- TASK INSTRUCTIONS -
Report every line in the listing that contains the string "heading".

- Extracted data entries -
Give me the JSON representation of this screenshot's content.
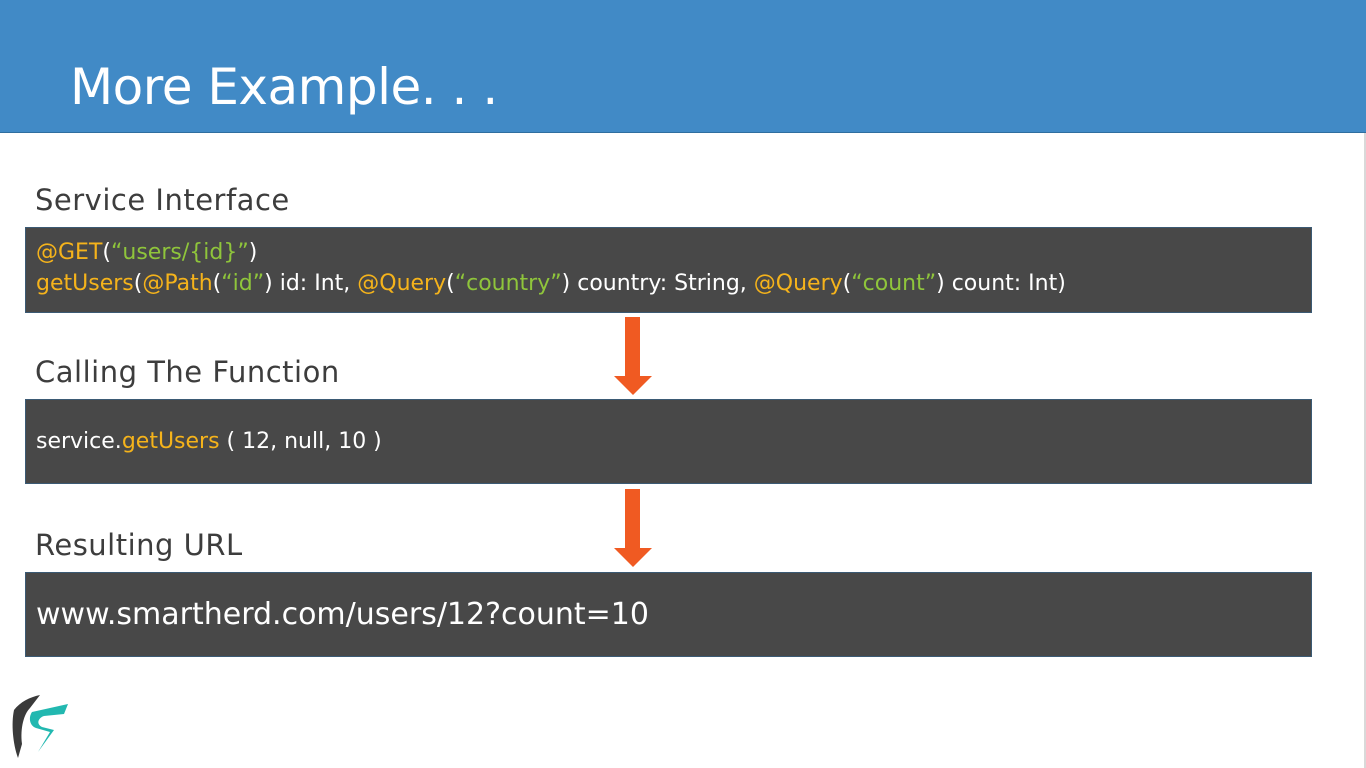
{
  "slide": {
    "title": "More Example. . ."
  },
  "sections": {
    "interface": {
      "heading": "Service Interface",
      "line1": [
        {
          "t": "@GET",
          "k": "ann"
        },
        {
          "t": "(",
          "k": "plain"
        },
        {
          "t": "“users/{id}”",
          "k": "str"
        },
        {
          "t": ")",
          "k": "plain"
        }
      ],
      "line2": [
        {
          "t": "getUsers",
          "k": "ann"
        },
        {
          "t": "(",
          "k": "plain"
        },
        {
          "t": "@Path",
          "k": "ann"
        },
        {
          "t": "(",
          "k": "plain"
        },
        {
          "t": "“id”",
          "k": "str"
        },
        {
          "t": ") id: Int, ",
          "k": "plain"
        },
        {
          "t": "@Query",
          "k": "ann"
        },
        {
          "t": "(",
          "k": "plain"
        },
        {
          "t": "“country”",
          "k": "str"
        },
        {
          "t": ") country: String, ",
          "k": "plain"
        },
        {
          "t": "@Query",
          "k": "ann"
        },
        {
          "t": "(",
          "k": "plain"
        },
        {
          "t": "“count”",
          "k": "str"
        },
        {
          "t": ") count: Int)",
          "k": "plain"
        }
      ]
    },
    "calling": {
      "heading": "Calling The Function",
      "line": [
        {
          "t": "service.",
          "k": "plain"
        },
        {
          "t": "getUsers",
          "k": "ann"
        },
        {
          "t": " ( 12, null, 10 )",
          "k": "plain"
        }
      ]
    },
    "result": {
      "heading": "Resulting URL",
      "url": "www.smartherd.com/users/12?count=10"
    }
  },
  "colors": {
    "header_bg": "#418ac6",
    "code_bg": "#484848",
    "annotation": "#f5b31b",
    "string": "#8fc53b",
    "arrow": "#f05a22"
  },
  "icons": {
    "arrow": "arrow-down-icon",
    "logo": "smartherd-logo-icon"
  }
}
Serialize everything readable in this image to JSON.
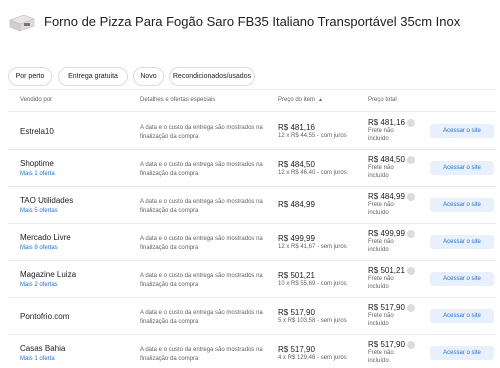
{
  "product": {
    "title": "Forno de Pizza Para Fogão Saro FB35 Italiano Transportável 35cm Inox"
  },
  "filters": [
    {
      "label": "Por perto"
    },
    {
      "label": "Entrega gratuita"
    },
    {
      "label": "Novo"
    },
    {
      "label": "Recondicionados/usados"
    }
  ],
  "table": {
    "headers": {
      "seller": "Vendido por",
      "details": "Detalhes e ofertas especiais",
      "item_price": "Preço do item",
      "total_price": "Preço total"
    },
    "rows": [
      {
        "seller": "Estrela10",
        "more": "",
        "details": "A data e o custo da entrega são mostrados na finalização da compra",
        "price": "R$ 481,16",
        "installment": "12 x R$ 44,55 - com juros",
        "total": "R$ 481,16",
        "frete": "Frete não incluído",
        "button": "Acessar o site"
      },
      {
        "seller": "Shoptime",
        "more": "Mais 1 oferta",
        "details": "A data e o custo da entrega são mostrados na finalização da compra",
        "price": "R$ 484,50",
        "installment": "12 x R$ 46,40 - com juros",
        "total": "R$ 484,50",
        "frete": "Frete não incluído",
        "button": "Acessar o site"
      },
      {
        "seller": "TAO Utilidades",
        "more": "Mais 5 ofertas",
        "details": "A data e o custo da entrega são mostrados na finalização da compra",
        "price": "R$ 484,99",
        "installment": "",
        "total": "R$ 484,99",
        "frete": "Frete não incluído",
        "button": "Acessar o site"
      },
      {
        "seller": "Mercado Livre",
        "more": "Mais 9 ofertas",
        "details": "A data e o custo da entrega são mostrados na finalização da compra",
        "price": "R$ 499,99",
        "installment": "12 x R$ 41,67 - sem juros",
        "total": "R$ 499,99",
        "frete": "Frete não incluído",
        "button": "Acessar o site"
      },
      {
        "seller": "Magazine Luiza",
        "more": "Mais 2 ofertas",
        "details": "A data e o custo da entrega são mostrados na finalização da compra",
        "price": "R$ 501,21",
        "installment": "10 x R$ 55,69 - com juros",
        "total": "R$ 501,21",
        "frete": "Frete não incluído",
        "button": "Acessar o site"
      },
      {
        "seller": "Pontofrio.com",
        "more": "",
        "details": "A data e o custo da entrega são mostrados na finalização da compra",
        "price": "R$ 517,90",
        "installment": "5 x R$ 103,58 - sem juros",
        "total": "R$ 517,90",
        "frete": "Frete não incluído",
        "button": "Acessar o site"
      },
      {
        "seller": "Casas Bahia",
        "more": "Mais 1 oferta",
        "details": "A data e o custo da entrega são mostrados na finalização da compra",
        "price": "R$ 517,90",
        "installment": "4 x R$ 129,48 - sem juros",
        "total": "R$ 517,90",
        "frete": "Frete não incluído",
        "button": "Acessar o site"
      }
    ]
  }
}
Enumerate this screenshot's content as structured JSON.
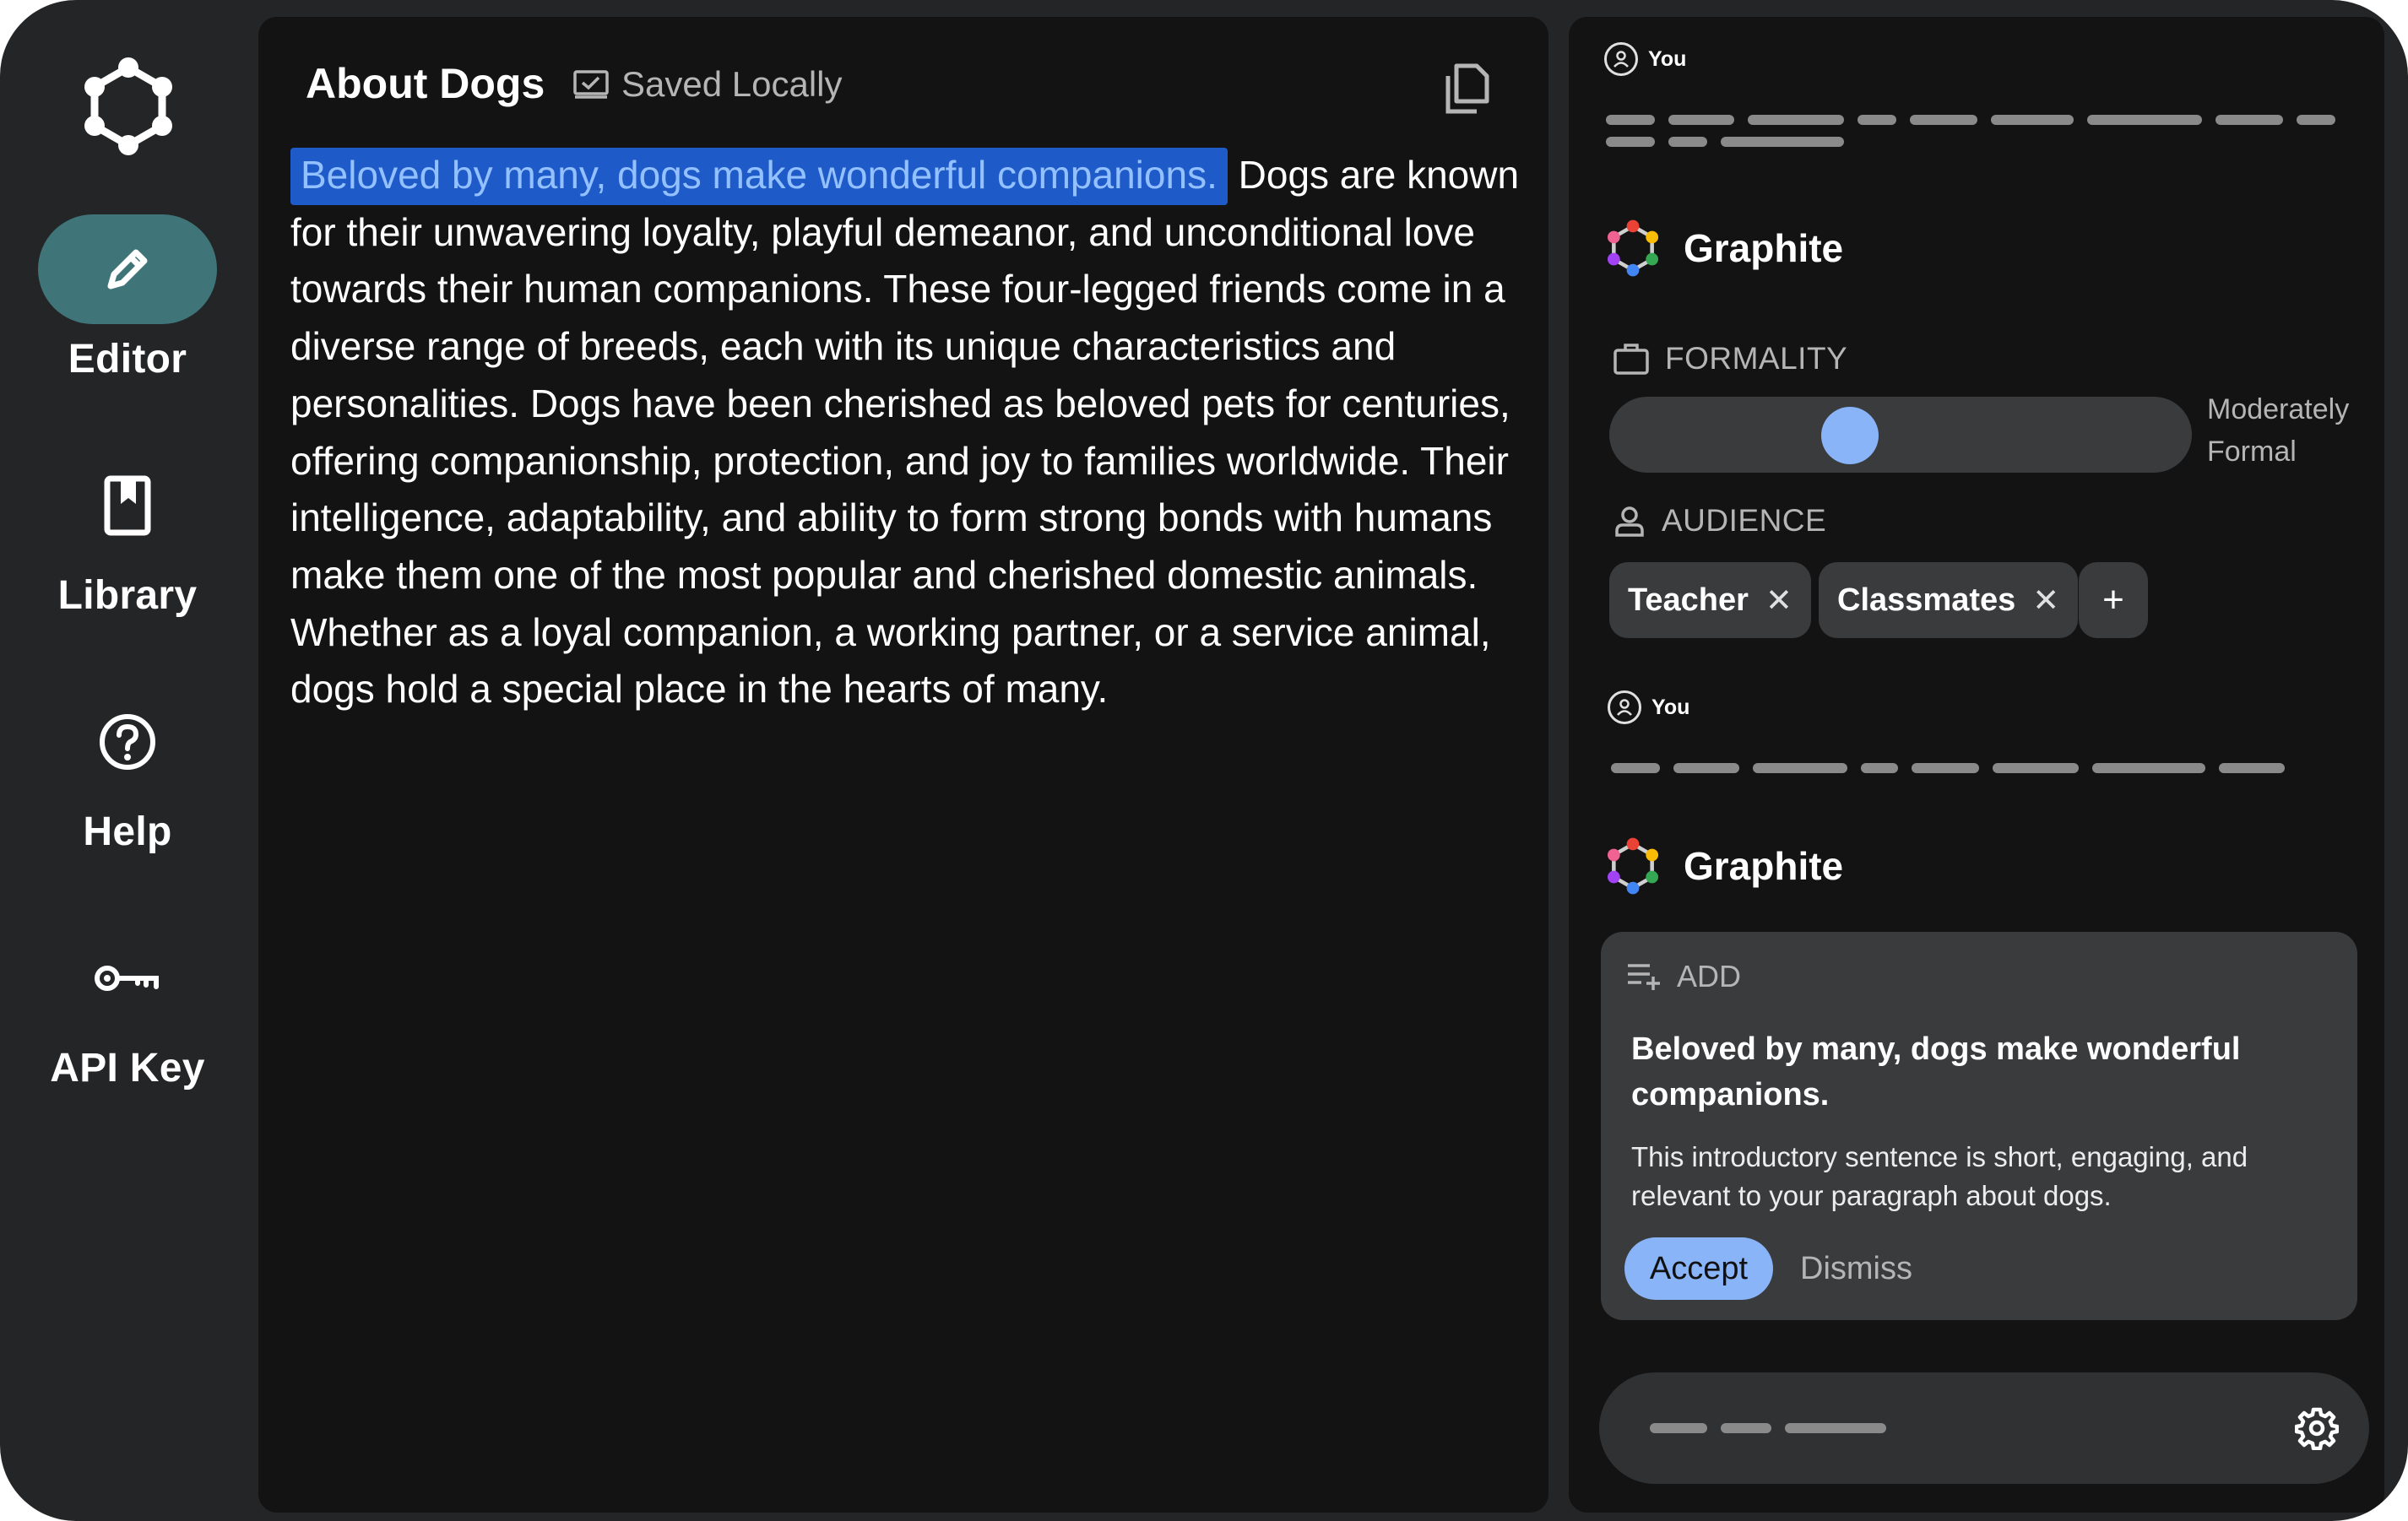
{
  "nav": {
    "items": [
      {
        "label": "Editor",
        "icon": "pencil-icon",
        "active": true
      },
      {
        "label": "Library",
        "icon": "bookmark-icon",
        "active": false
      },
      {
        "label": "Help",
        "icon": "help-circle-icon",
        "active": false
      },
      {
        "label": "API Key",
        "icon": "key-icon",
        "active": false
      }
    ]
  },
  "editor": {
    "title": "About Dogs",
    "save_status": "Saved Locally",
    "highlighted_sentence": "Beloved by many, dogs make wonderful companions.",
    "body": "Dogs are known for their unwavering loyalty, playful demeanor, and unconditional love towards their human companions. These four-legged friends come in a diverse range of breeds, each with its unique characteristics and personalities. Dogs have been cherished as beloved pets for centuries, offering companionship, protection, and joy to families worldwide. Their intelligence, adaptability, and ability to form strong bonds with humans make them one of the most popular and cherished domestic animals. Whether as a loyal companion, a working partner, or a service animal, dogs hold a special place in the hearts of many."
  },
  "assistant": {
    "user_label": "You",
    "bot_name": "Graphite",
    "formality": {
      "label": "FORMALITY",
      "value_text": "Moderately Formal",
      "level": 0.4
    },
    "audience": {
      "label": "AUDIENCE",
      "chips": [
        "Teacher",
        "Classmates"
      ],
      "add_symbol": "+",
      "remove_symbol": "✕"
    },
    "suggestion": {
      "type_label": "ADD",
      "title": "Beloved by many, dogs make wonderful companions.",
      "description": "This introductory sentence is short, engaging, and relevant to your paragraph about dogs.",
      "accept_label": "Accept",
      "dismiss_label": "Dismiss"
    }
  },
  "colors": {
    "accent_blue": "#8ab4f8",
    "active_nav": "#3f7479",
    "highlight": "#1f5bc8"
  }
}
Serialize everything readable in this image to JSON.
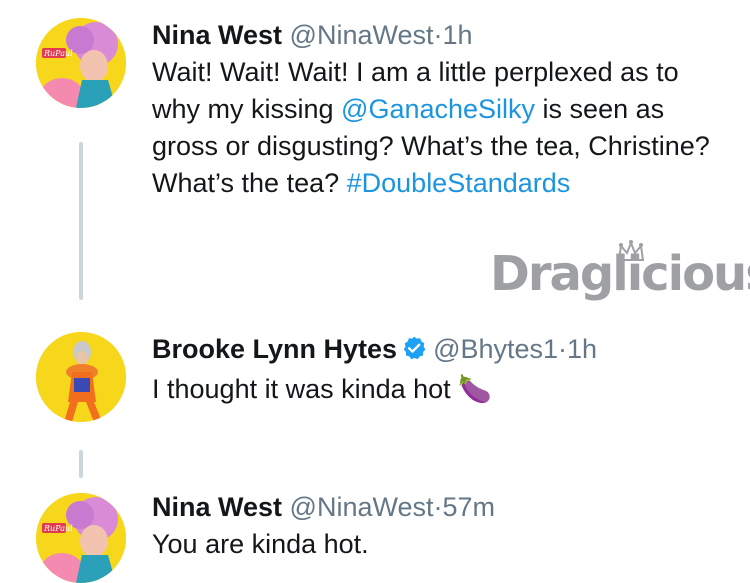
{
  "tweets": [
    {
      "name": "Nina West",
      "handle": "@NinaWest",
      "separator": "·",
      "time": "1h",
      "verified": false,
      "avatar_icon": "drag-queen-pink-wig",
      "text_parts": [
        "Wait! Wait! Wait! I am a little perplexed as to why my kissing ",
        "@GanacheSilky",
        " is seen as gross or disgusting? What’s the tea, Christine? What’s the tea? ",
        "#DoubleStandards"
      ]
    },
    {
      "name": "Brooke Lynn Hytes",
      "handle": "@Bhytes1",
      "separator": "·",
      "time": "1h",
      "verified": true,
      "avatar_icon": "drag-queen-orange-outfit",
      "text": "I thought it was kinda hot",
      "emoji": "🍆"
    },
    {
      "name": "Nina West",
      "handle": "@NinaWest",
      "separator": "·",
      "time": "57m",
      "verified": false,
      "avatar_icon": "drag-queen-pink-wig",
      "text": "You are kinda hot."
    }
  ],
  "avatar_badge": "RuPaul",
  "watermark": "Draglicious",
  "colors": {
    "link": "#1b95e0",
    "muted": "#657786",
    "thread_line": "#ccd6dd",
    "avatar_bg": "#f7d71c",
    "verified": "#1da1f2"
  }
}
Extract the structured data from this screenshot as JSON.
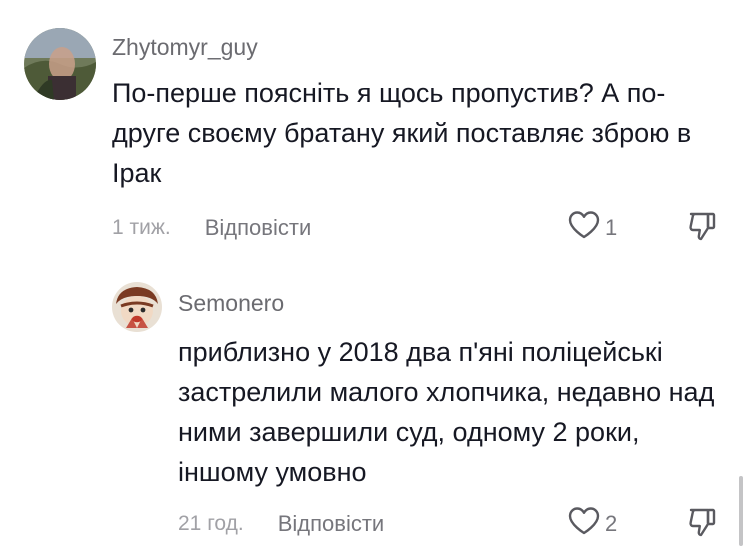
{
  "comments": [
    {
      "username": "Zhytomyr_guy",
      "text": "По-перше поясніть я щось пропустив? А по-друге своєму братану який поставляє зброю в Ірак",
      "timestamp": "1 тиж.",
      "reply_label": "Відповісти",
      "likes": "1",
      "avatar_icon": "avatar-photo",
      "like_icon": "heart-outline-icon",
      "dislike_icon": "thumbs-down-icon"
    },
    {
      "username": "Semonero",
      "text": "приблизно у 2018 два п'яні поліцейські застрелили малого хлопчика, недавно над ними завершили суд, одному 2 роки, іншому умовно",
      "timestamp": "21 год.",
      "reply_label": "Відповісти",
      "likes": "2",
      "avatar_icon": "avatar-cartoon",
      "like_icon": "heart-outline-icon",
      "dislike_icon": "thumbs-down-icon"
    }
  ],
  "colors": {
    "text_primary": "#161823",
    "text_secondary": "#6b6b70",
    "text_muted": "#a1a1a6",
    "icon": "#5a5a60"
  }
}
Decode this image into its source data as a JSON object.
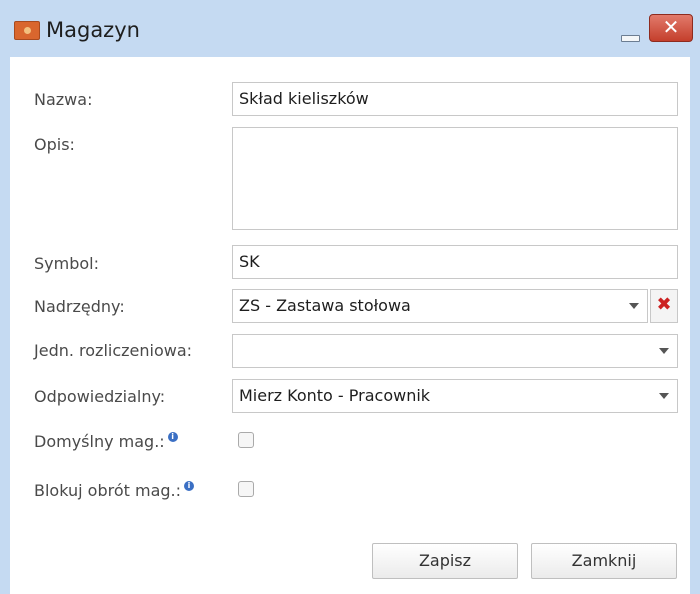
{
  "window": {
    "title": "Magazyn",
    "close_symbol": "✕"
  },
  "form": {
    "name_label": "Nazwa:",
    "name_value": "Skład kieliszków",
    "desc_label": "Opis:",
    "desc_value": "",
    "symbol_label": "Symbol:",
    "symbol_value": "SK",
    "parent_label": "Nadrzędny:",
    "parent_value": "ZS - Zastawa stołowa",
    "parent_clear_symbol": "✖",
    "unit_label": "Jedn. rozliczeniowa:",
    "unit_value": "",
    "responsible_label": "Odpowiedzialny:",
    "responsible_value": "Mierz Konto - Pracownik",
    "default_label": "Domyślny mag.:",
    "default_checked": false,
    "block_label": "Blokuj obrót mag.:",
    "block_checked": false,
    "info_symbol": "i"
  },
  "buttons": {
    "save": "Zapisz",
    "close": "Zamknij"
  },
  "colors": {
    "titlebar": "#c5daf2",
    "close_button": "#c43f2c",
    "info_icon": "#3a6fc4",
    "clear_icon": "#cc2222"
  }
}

- ANSWER IN FULL -
      "heading": "Service Interface",
      "heading": "Calling The Function",
      "heading": "Resulting URL",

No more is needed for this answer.